- What the exercise asks:
The listing below is to be output in its exact form.

===

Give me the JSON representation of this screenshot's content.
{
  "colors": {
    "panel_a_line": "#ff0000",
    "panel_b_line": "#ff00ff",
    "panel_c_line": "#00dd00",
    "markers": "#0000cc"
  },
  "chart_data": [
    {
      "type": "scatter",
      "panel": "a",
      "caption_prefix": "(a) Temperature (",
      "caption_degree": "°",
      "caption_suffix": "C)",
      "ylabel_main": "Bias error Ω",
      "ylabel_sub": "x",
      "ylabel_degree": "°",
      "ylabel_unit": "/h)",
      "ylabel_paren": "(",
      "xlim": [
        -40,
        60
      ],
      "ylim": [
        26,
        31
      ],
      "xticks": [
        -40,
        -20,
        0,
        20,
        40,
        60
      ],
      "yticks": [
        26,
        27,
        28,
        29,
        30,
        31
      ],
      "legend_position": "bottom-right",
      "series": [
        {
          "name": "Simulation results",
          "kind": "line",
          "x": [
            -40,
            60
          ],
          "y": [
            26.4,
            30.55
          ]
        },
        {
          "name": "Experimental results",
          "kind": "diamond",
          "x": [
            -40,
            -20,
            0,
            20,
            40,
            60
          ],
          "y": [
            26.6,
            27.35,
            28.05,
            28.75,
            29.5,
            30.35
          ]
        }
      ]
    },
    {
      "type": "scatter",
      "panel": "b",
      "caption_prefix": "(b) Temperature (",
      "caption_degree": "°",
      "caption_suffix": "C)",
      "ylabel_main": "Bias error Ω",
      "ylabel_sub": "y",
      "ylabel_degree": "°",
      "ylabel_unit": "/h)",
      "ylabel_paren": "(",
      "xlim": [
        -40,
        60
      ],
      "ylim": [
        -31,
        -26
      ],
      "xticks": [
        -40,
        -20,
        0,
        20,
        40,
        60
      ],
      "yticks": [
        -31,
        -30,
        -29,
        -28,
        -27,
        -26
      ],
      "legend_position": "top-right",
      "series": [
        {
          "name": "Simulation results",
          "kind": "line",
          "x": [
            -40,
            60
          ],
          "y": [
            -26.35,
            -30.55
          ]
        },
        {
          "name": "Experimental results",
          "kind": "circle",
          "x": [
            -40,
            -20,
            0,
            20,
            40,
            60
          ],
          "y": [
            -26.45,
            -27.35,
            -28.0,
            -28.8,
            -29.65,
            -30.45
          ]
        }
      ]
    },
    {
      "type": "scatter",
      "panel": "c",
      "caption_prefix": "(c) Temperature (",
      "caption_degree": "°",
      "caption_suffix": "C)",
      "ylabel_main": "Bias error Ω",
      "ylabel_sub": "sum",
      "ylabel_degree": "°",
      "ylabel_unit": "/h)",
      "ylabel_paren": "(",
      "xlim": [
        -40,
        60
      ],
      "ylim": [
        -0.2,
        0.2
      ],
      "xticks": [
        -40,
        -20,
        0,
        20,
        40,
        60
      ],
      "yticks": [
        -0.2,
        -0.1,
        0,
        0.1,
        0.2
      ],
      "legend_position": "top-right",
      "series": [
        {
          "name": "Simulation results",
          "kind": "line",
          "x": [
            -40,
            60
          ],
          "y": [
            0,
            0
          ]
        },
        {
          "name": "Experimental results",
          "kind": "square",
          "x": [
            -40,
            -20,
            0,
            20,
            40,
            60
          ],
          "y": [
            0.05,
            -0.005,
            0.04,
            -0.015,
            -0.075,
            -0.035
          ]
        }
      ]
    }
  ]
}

===

- Correct result:
Give me the JSON representation of this screenshot's content.
{
  "colors": {
    "panel_a_line": "#ff0000",
    "panel_b_line": "#ff00ff",
    "panel_c_line": "#00dd00",
    "markers": "#0000cc"
  },
  "chart_data": [
    {
      "type": "scatter",
      "panel": "a",
      "caption_prefix": "(a) Temperature (",
      "caption_degree": "°",
      "caption_suffix": "C)",
      "ylabel_main": "Bias error Ω",
      "ylabel_sub": "x",
      "ylabel_degree": "°",
      "ylabel_unit": "/h)",
      "ylabel_paren": "(",
      "xlim": [
        -40,
        60
      ],
      "ylim": [
        26,
        31
      ],
      "xticks": [
        -40,
        -20,
        0,
        20,
        40,
        60
      ],
      "yticks": [
        26,
        27,
        28,
        29,
        30,
        31
      ],
      "legend_position": "bottom-right",
      "series": [
        {
          "name": "Simulation results",
          "kind": "line",
          "x": [
            -40,
            60
          ],
          "y": [
            26.4,
            30.55
          ]
        },
        {
          "name": "Experimental results",
          "kind": "diamond",
          "x": [
            -40,
            -20,
            0,
            20,
            40,
            60
          ],
          "y": [
            26.6,
            27.35,
            28.05,
            28.75,
            29.5,
            30.35
          ]
        }
      ]
    },
    {
      "type": "scatter",
      "panel": "b",
      "caption_prefix": "(b) Temperature (",
      "caption_degree": "°",
      "caption_suffix": "C)",
      "ylabel_main": "Bias error Ω",
      "ylabel_sub": "y",
      "ylabel_degree": "°",
      "ylabel_unit": "/h)",
      "ylabel_paren": "(",
      "xlim": [
        -40,
        60
      ],
      "ylim": [
        -31,
        -26
      ],
      "xticks": [
        -40,
        -20,
        0,
        20,
        40,
        60
      ],
      "yticks": [
        -31,
        -30,
        -29,
        -28,
        -27,
        -26
      ],
      "legend_position": "top-right",
      "series": [
        {
          "name": "Simulation results",
          "kind": "line",
          "x": [
            -40,
            60
          ],
          "y": [
            -26.35,
            -30.55
          ]
        },
        {
          "name": "Experimental results",
          "kind": "circle",
          "x": [
            -40,
            -20,
            0,
            20,
            40,
            60
          ],
          "y": [
            -26.45,
            -27.35,
            -28.0,
            -28.8,
            -29.65,
            -30.45
          ]
        }
      ]
    },
    {
      "type": "scatter",
      "panel": "c",
      "caption_prefix": "(c) Temperature (",
      "caption_degree": "°",
      "caption_suffix": "C)",
      "ylabel_main": "Bias error Ω",
      "ylabel_sub": "sum",
      "ylabel_degree": "°",
      "ylabel_unit": "/h)",
      "ylabel_paren": "(",
      "xlim": [
        -40,
        60
      ],
      "ylim": [
        -0.2,
        0.2
      ],
      "xticks": [
        -40,
        -20,
        0,
        20,
        40,
        60
      ],
      "yticks": [
        -0.2,
        -0.1,
        0,
        0.1,
        0.2
      ],
      "legend_position": "top-right",
      "series": [
        {
          "name": "Simulation results",
          "kind": "line",
          "x": [
            -40,
            60
          ],
          "y": [
            0,
            0
          ]
        },
        {
          "name": "Experimental results",
          "kind": "square",
          "x": [
            -40,
            -20,
            0,
            20,
            40,
            60
          ],
          "y": [
            0.05,
            -0.005,
            0.04,
            -0.015,
            -0.075,
            -0.035
          ]
        }
      ]
    }
  ]
}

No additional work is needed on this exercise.